Given request: Your task is to locate every line holding the string "значение" and to copy each of them.

Stored data:
-- Start --

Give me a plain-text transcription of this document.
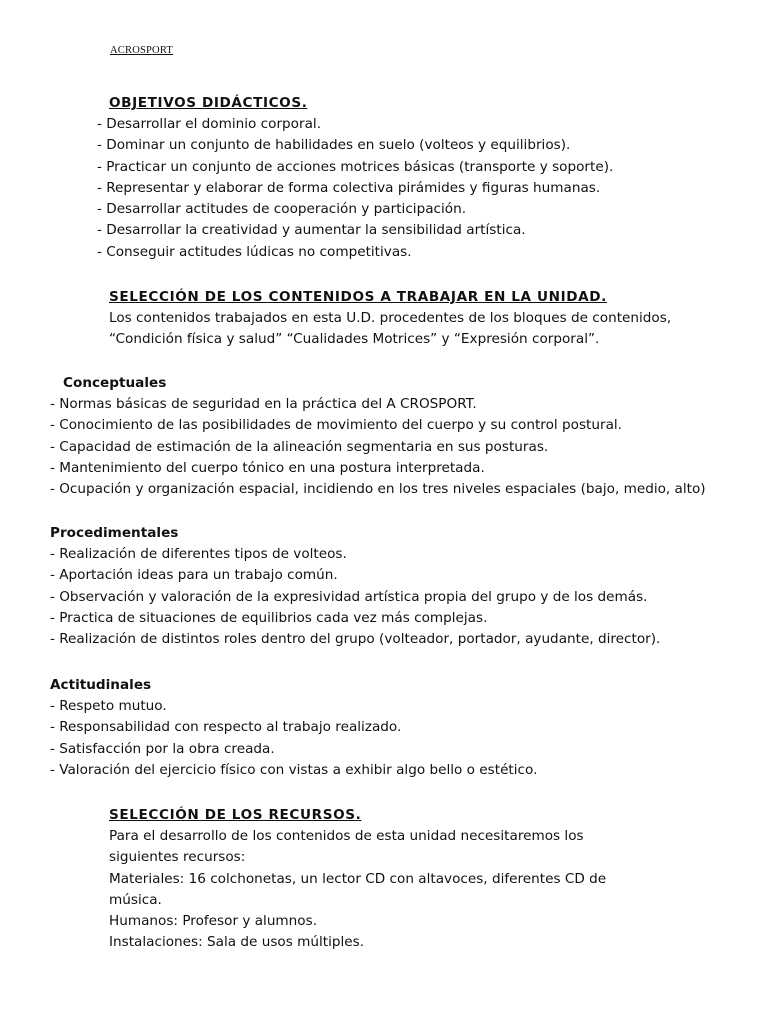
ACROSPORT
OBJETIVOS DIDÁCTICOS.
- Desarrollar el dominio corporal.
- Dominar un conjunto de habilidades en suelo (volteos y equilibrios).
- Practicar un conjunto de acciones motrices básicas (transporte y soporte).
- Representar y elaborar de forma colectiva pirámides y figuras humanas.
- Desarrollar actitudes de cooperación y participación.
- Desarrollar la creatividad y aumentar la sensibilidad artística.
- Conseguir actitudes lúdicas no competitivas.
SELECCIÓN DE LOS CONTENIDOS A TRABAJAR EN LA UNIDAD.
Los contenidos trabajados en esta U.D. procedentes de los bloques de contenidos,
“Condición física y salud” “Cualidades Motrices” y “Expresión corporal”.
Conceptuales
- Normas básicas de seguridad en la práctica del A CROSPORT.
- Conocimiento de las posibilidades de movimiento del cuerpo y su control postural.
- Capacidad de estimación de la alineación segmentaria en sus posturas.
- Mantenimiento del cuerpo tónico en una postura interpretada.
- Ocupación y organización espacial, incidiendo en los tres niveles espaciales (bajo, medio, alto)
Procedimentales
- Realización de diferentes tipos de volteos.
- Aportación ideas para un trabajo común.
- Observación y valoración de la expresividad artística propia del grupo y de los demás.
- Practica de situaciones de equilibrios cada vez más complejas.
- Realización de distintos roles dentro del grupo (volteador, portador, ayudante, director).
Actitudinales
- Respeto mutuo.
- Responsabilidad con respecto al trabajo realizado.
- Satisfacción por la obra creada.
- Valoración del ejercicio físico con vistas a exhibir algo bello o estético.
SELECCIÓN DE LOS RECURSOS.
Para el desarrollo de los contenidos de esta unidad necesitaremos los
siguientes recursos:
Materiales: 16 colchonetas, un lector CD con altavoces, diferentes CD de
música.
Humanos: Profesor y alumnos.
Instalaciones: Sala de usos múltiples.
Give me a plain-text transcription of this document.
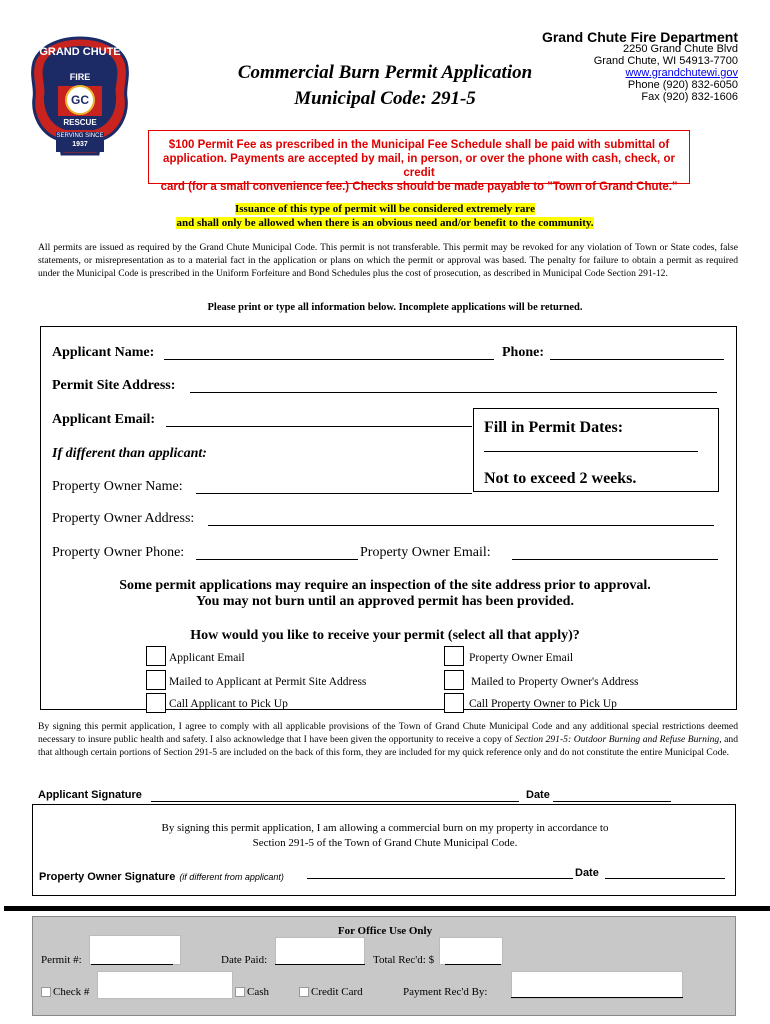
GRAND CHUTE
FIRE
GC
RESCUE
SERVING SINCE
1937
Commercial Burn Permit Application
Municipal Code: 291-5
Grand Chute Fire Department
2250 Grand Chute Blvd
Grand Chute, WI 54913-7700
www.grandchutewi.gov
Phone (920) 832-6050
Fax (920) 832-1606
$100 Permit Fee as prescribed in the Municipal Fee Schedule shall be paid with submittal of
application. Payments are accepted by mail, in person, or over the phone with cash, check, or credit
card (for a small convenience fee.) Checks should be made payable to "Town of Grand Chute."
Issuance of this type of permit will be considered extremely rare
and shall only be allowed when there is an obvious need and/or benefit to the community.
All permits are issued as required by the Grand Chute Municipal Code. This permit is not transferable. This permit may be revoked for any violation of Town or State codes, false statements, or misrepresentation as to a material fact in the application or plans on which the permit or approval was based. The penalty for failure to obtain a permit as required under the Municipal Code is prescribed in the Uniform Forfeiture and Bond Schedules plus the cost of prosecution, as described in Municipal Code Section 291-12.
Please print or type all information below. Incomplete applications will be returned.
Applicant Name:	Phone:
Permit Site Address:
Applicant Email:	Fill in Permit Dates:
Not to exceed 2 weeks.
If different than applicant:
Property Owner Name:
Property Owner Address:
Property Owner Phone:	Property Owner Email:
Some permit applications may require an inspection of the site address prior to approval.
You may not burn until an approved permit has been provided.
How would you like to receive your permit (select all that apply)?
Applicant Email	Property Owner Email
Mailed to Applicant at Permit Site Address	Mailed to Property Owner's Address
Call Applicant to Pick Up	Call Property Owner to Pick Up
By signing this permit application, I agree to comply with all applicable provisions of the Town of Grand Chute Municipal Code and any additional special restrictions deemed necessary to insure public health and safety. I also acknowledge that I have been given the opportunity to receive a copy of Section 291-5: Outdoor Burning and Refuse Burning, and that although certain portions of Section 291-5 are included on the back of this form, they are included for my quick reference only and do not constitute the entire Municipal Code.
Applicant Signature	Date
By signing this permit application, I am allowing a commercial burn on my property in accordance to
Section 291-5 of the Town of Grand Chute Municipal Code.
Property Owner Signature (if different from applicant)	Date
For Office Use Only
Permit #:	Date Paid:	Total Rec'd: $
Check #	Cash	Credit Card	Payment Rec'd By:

-- End --
-- Start --

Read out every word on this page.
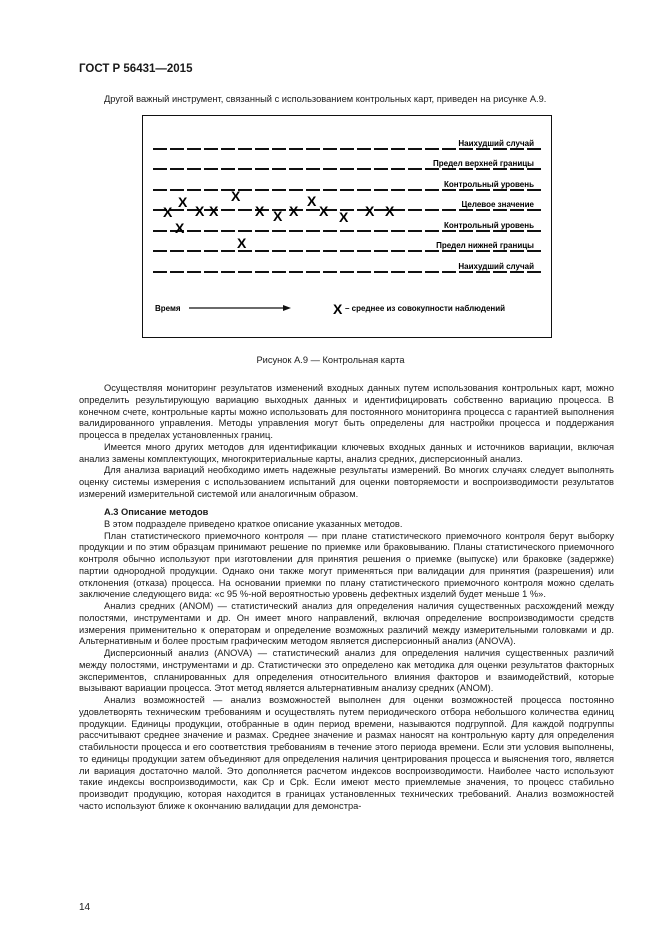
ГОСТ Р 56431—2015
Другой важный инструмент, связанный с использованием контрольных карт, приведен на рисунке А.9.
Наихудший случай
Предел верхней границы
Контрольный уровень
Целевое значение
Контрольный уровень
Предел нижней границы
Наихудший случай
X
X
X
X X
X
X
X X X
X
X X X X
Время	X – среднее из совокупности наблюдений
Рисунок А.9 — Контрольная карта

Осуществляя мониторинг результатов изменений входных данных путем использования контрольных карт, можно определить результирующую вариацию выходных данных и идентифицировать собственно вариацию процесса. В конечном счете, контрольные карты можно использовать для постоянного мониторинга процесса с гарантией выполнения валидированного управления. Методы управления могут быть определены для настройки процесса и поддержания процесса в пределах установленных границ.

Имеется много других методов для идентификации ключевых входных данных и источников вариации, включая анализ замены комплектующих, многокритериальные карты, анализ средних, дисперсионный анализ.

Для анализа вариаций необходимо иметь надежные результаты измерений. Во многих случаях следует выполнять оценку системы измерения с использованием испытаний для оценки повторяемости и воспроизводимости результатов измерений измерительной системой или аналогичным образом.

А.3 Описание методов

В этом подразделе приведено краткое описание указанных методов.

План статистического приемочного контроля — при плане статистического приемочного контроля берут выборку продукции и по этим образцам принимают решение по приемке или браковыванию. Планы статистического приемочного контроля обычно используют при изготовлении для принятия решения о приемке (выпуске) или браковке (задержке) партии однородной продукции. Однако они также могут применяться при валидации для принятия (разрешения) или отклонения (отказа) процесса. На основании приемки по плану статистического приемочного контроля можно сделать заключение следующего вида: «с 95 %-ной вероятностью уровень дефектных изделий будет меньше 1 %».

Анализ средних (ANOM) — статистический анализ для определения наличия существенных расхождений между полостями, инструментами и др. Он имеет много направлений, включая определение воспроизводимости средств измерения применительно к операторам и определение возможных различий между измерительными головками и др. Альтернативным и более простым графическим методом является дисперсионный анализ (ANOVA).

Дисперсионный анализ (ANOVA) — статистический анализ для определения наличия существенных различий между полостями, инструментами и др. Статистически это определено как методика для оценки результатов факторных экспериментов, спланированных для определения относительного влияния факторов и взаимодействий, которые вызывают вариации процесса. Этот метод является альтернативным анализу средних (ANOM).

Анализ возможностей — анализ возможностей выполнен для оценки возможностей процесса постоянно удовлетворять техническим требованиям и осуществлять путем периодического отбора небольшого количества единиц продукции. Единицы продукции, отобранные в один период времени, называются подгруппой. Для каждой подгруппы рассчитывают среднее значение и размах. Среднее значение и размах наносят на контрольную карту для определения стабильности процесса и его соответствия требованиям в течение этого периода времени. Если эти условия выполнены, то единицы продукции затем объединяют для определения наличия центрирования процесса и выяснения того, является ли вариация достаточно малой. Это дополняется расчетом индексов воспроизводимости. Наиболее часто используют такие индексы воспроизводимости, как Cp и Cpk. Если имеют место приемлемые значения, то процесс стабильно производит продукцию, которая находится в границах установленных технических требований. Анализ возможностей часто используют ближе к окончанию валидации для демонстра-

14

-- End --

Response for this exercise:
Целевое значение
Анализ возможностей — анализ возможностей выполнен для оценки возможностей процесса постоянно удовлетворять техническим требованиям и осуществлять путем периодического отбора небольшого количества единиц продукции. Единицы продукции, отобранные в один период времени, называются подгруппой. Для каждой подгруппы рассчитывают среднее значение и размах. Среднее значение и размах наносят на контрольную карту для определения стабильности процесса и его соответствия требованиям в течение этого периода времени. Если эти условия выполнены, то единицы продукции затем объединяют для определения наличия центрирования процесса и выяснения того, является ли вариация достаточно малой. Это дополняется расчетом индексов воспроизводимости. Наиболее часто используют такие индексы воспроизводимости, как Cp и Cpk. Если имеют место приемлемые значения, то процесс стабильно производит продукцию, которая находится в границах установленных технических требований. Анализ возможностей часто используют ближе к окончанию валидации для демонстра-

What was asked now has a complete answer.